> Given records
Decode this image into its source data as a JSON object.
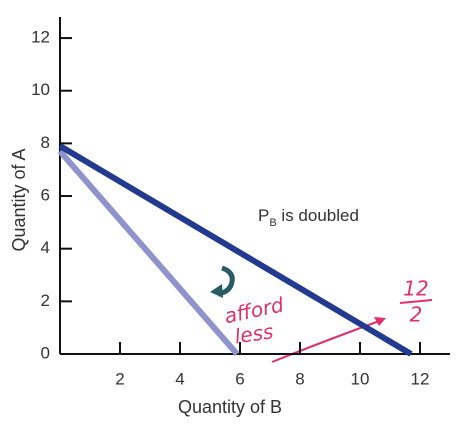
{
  "chart_data": {
    "type": "line",
    "x_label": "Quantity of B",
    "y_label": "Quantity of A",
    "xlim": [
      0,
      13
    ],
    "ylim": [
      0,
      12.8
    ],
    "xticks": [
      2,
      4,
      6,
      8,
      10,
      12
    ],
    "yticks": [
      0,
      2,
      4,
      6,
      8,
      10,
      12
    ],
    "series": [
      {
        "color": "#223a8f",
        "x": [
          0,
          11.7
        ],
        "values": [
          7.9,
          0
        ]
      },
      {
        "color": "#8f93cc",
        "x": [
          0,
          5.9
        ],
        "values": [
          7.7,
          0
        ]
      }
    ],
    "annotations": {
      "label_main": "P",
      "label_sub": "B",
      "label_rest": " is doubled",
      "note_1": "afford",
      "note_2": "less",
      "fraction_top": "12",
      "fraction_bottom": "2"
    }
  }
}
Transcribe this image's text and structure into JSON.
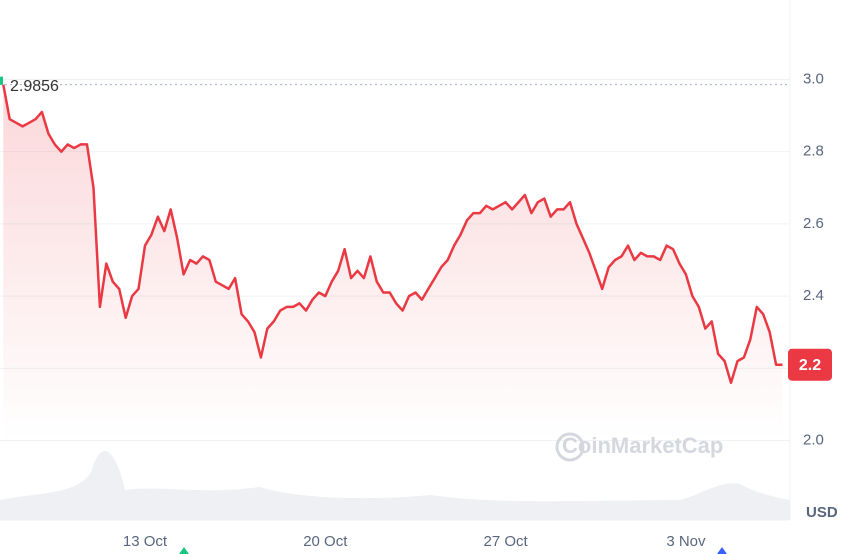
{
  "chart_data": {
    "type": "line",
    "categories": [
      null,
      null,
      null,
      null,
      null,
      null,
      null,
      null,
      null,
      null,
      null,
      null,
      null,
      null,
      null,
      null,
      null,
      null,
      null,
      null,
      null,
      null,
      "13 Oct",
      null,
      null,
      null,
      null,
      null,
      null,
      null,
      null,
      null,
      null,
      null,
      null,
      null,
      null,
      null,
      null,
      null,
      null,
      null,
      null,
      null,
      null,
      null,
      null,
      null,
      null,
      null,
      "20 Oct",
      null,
      null,
      null,
      null,
      null,
      null,
      null,
      null,
      null,
      null,
      null,
      null,
      null,
      null,
      null,
      null,
      null,
      null,
      null,
      null,
      null,
      null,
      null,
      null,
      null,
      null,
      null,
      "27 Oct",
      null,
      null,
      null,
      null,
      null,
      null,
      null,
      null,
      null,
      null,
      null,
      null,
      null,
      null,
      null,
      null,
      null,
      null,
      null,
      null,
      null,
      null,
      null,
      null,
      null,
      null,
      null,
      "3 Nov",
      null,
      null,
      null,
      null,
      null,
      null,
      null,
      null,
      null,
      null,
      null,
      null,
      null,
      null,
      null
    ],
    "series": [
      {
        "color": "#ea3943",
        "values": [
          2.9856,
          2.89,
          2.88,
          2.87,
          2.88,
          2.89,
          2.91,
          2.85,
          2.82,
          2.8,
          2.82,
          2.81,
          2.82,
          2.82,
          2.7,
          2.37,
          2.49,
          2.44,
          2.42,
          2.34,
          2.4,
          2.42,
          2.54,
          2.57,
          2.62,
          2.58,
          2.64,
          2.56,
          2.46,
          2.5,
          2.49,
          2.51,
          2.5,
          2.44,
          2.43,
          2.42,
          2.45,
          2.35,
          2.33,
          2.3,
          2.23,
          2.31,
          2.33,
          2.36,
          2.37,
          2.37,
          2.38,
          2.36,
          2.39,
          2.41,
          2.4,
          2.44,
          2.47,
          2.53,
          2.45,
          2.47,
          2.45,
          2.51,
          2.44,
          2.41,
          2.41,
          2.38,
          2.36,
          2.4,
          2.41,
          2.39,
          2.42,
          2.45,
          2.48,
          2.5,
          2.54,
          2.57,
          2.61,
          2.63,
          2.63,
          2.65,
          2.64,
          2.65,
          2.66,
          2.64,
          2.66,
          2.68,
          2.63,
          2.66,
          2.67,
          2.62,
          2.64,
          2.64,
          2.66,
          2.6,
          2.56,
          2.52,
          2.47,
          2.42,
          2.48,
          2.5,
          2.51,
          2.54,
          2.5,
          2.52,
          2.51,
          2.51,
          2.5,
          2.54,
          2.53,
          2.49,
          2.46,
          2.4,
          2.37,
          2.31,
          2.33,
          2.24,
          2.22,
          2.16,
          2.22,
          2.23,
          2.28,
          2.37,
          2.35,
          2.3,
          2.21,
          2.21
        ]
      }
    ],
    "ylim": [
      1.78,
      3.22
    ],
    "yticks": [
      {
        "value": 2,
        "label": "2.0"
      },
      2.2,
      2.4,
      2.6,
      2.8,
      {
        "value": 3,
        "label": "3.0"
      }
    ],
    "grid": true,
    "reference_value": 2.9856,
    "current_price": {
      "value": 2.21,
      "label": "2.2"
    },
    "currency": "USD",
    "watermark": "CoinMarketCap"
  }
}
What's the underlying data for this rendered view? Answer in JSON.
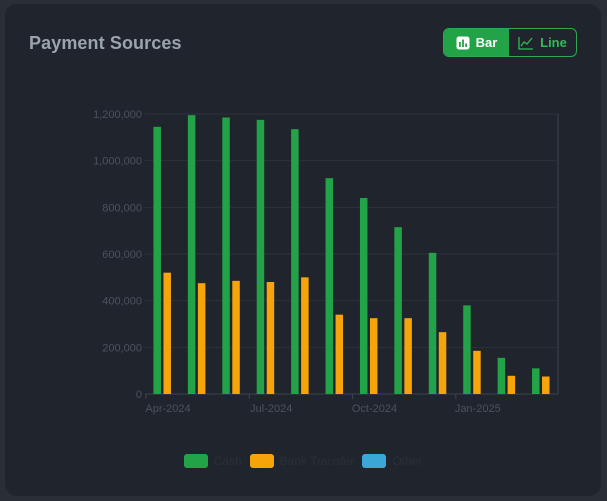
{
  "card": {
    "title": "Payment Sources",
    "toggle": {
      "bar_label": "Bar",
      "line_label": "Line",
      "selected": "Bar"
    }
  },
  "chart_data": {
    "type": "bar",
    "categories": [
      "Apr-2024",
      "May-2024",
      "Jun-2024",
      "Jul-2024",
      "Aug-2024",
      "Sep-2024",
      "Oct-2024",
      "Nov-2024",
      "Dec-2024",
      "Jan-2025",
      "Feb-2025",
      "Mar-2025"
    ],
    "x_tick_labels": [
      "Apr-2024",
      "Jul-2024",
      "Oct-2024",
      "Jan-2025"
    ],
    "y_ticks": [
      0,
      200000,
      400000,
      600000,
      800000,
      1000000,
      1200000
    ],
    "y_tick_labels": [
      "0",
      "200,000",
      "400,000",
      "600,000",
      "800,000",
      "1,000,000",
      "1,200,000"
    ],
    "ylim": [
      0,
      1200000
    ],
    "grid": true,
    "legend_position": "bottom",
    "series": [
      {
        "name": "Cash",
        "color": "#22a347",
        "values": [
          1145000,
          1195000,
          1185000,
          1175000,
          1135000,
          925000,
          840000,
          715000,
          605000,
          380000,
          155000,
          110000
        ]
      },
      {
        "name": "Bank Transfer",
        "color": "#f5a50a",
        "values": [
          520000,
          475000,
          485000,
          480000,
          500000,
          340000,
          325000,
          325000,
          265000,
          185000,
          78000,
          75000
        ]
      },
      {
        "name": "Other",
        "color": "#3ba7d6",
        "values": [
          0,
          0,
          0,
          0,
          0,
          0,
          0,
          0,
          0,
          0,
          0,
          0
        ]
      }
    ]
  }
}
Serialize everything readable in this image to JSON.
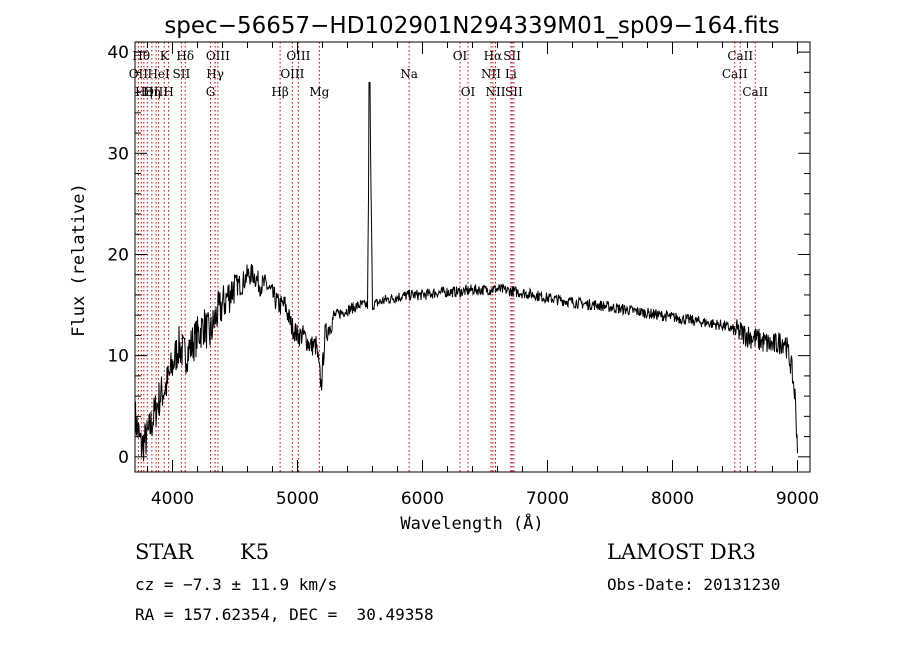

> Work to be completed
Every record above should be written out again without change, except that the pictures are left out.

> Written answer
Decode this image into its source data as a JSON object.
{
  "chart_data": {
    "type": "line",
    "x_label": "Quantity of B",
    "y_label": "Quantity of A",
    "xlim": [
      0,
      13
    ],
    "ylim": [
      0,
      12.8
    ],
    "xticks": [
      2,
      4,
      6,
      8,
      10,
      12
    ],
    "yticks": [
      0,
      2,
      4,
      6,
      8,
      10,
      12
    ],
    "series": [
      {
        "color": "#223a8f",
        "x": [
          0,
          11.7
        ],
        "values": [
          7.9,
          0
        ]
      },
      {
        "color": "#8f93cc",
        "x": [
          0,
          5.9
        ],
        "values": [
          7.7,
          0
        ]
      }
    ],
    "annotations": {
      "label_main": "P",
      "label_sub": "B",
      "label_rest": " is doubled",
      "note_1": "afford",
      "note_2": "less",
      "fraction_top": "12",
      "fraction_bottom": "2"
    }
  }
}
Transcribe this image's text and structure into JSON.
{
  "chart_data": {
    "type": "line",
    "categories": [
      null,
      null,
      null,
      null,
      null,
      null,
      null,
      null,
      null,
      null,
      null,
      null,
      null,
      null,
      null,
      null,
      null,
      null,
      null,
      null,
      null,
      null,
      "13 Oct",
      null,
      null,
      null,
      null,
      null,
      null,
      null,
      null,
      null,
      null,
      null,
      null,
      null,
      null,
      null,
      null,
      null,
      null,
      null,
      null,
      null,
      null,
      null,
      null,
      null,
      null,
      null,
      "20 Oct",
      null,
      null,
      null,
      null,
      null,
      null,
      null,
      null,
      null,
      null,
      null,
      null,
      null,
      null,
      null,
      null,
      null,
      null,
      null,
      null,
      null,
      null,
      null,
      null,
      null,
      null,
      null,
      "27 Oct",
      null,
      null,
      null,
      null,
      null,
      null,
      null,
      null,
      null,
      null,
      null,
      null,
      null,
      null,
      null,
      null,
      null,
      null,
      null,
      null,
      null,
      null,
      null,
      null,
      null,
      null,
      null,
      "3 Nov",
      null,
      null,
      null,
      null,
      null,
      null,
      null,
      null,
      null,
      null,
      null,
      null,
      null,
      null,
      null
    ],
    "series": [
      {
        "color": "#ea3943",
        "values": [
          2.9856,
          2.89,
          2.88,
          2.87,
          2.88,
          2.89,
          2.91,
          2.85,
          2.82,
          2.8,
          2.82,
          2.81,
          2.82,
          2.82,
          2.7,
          2.37,
          2.49,
          2.44,
          2.42,
          2.34,
          2.4,
          2.42,
          2.54,
          2.57,
          2.62,
          2.58,
          2.64,
          2.56,
          2.46,
          2.5,
          2.49,
          2.51,
          2.5,
          2.44,
          2.43,
          2.42,
          2.45,
          2.35,
          2.33,
          2.3,
          2.23,
          2.31,
          2.33,
          2.36,
          2.37,
          2.37,
          2.38,
          2.36,
          2.39,
          2.41,
          2.4,
          2.44,
          2.47,
          2.53,
          2.45,
          2.47,
          2.45,
          2.51,
          2.44,
          2.41,
          2.41,
          2.38,
          2.36,
          2.4,
          2.41,
          2.39,
          2.42,
          2.45,
          2.48,
          2.5,
          2.54,
          2.57,
          2.61,
          2.63,
          2.63,
          2.65,
          2.64,
          2.65,
          2.66,
          2.64,
          2.66,
          2.68,
          2.63,
          2.66,
          2.67,
          2.62,
          2.64,
          2.64,
          2.66,
          2.6,
          2.56,
          2.52,
          2.47,
          2.42,
          2.48,
          2.5,
          2.51,
          2.54,
          2.5,
          2.52,
          2.51,
          2.51,
          2.5,
          2.54,
          2.53,
          2.49,
          2.46,
          2.4,
          2.37,
          2.31,
          2.33,
          2.24,
          2.22,
          2.16,
          2.22,
          2.23,
          2.28,
          2.37,
          2.35,
          2.3,
          2.21,
          2.21
        ]
      }
    ],
    "ylim": [
      1.78,
      3.22
    ],
    "yticks": [
      {
        "value": 2,
        "label": "2.0"
      },
      2.2,
      2.4,
      2.6,
      2.8,
      {
        "value": 3,
        "label": "3.0"
      }
    ],
    "grid": true,
    "reference_value": 2.9856,
    "current_price": {
      "value": 2.21,
      "label": "2.2"
    },
    "currency": "USD",
    "watermark": "CoinMarketCap"
  }
}
What's the underlying data for this rendered view? Answer in JSON.
{
  "card": {
    "title": "Payment Sources",
    "toggle": {
      "bar_label": "Bar",
      "line_label": "Line",
      "selected": "Bar"
    }
  },
  "chart_data": {
    "type": "bar",
    "categories": [
      "Apr-2024",
      "May-2024",
      "Jun-2024",
      "Jul-2024",
      "Aug-2024",
      "Sep-2024",
      "Oct-2024",
      "Nov-2024",
      "Dec-2024",
      "Jan-2025",
      "Feb-2025",
      "Mar-2025"
    ],
    "x_tick_labels": [
      "Apr-2024",
      "Jul-2024",
      "Oct-2024",
      "Jan-2025"
    ],
    "y_ticks": [
      0,
      200000,
      400000,
      600000,
      800000,
      1000000,
      1200000
    ],
    "y_tick_labels": [
      "0",
      "200,000",
      "400,000",
      "600,000",
      "800,000",
      "1,000,000",
      "1,200,000"
    ],
    "ylim": [
      0,
      1200000
    ],
    "grid": true,
    "legend_position": "bottom",
    "series": [
      {
        "name": "Cash",
        "color": "#22a347",
        "values": [
          1145000,
          1195000,
          1185000,
          1175000,
          1135000,
          925000,
          840000,
          715000,
          605000,
          380000,
          155000,
          110000
        ]
      },
      {
        "name": "Bank Transfer",
        "color": "#f5a50a",
        "values": [
          520000,
          475000,
          485000,
          480000,
          500000,
          340000,
          325000,
          325000,
          265000,
          185000,
          78000,
          75000
        ]
      },
      {
        "name": "Other",
        "color": "#3ba7d6",
        "values": [
          0,
          0,
          0,
          0,
          0,
          0,
          0,
          0,
          0,
          0,
          0,
          0
        ]
      }
    ]
  }
}
Serialize everything readable in this image to JSON.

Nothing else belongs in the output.